◆ AIM OF THE EXERCISE
Every line below that holds the string "Foucault" should be copied out.
──────── MATERIAL PROVIDED
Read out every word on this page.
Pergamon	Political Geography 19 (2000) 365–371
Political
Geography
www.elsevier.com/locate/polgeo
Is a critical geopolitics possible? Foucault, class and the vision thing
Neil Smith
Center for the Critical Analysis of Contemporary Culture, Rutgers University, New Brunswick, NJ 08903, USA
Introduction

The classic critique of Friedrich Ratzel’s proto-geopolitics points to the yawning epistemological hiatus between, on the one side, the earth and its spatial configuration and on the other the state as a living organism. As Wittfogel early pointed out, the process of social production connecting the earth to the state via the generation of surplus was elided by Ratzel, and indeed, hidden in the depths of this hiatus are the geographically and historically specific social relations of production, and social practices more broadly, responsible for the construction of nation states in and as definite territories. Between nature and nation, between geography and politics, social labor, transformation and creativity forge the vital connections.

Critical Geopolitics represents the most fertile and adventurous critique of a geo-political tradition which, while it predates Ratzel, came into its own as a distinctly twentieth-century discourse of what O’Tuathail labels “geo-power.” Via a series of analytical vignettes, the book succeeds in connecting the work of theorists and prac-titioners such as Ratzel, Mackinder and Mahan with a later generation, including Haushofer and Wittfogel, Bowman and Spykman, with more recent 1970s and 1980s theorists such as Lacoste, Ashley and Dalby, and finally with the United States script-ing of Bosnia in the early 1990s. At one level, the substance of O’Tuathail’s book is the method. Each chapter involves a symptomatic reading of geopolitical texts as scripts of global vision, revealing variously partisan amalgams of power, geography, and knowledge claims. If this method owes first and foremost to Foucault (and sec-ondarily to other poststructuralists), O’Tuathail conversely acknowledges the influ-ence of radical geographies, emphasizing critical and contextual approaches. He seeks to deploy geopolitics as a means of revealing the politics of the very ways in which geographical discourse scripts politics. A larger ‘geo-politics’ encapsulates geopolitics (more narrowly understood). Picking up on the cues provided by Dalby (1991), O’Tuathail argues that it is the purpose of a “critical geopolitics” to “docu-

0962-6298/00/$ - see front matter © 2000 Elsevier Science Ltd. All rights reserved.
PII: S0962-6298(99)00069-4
────────────────
◆ ANSWER TO THE PROBLEM
Is a critical geopolitics possible? Foucault, class and the vision thing
Critical Geopolitics represents the most fertile and adventurous critique of a geo-political tradition which, while it predates Ratzel, came into its own as a distinctly twentieth-century discourse of what O’Tuathail labels “geo-power.” Via a series of analytical vignettes, the book succeeds in connecting the work of theorists and prac-titioners such as Ratzel, Mackinder and Mahan with a later generation, including Haushofer and Wittfogel, Bowman and Spykman, with more recent 1970s and 1980s theorists such as Lacoste, Ashley and Dalby, and finally with the United States script-ing of Bosnia in the early 1990s. At one level, the substance of O’Tuathail’s book is the method. Each chapter involves a symptomatic reading of geopolitical texts as scripts of global vision, revealing variously partisan amalgams of power, geography, and knowledge claims. If this method owes first and foremost to Foucault (and sec-ondarily to other poststructuralists), O’Tuathail conversely acknowledges the influ-ence of radical geographies, emphasizing critical and contextual approaches. He seeks to deploy geopolitics as a means of revealing the politics of the very ways in which geographical discourse scripts politics. A larger ‘geo-politics’ encapsulates geopolitics (more narrowly understood). Picking up on the cues provided by Dalby (1991), O’Tuathail argues that it is the purpose of a “critical geopolitics” to “docu-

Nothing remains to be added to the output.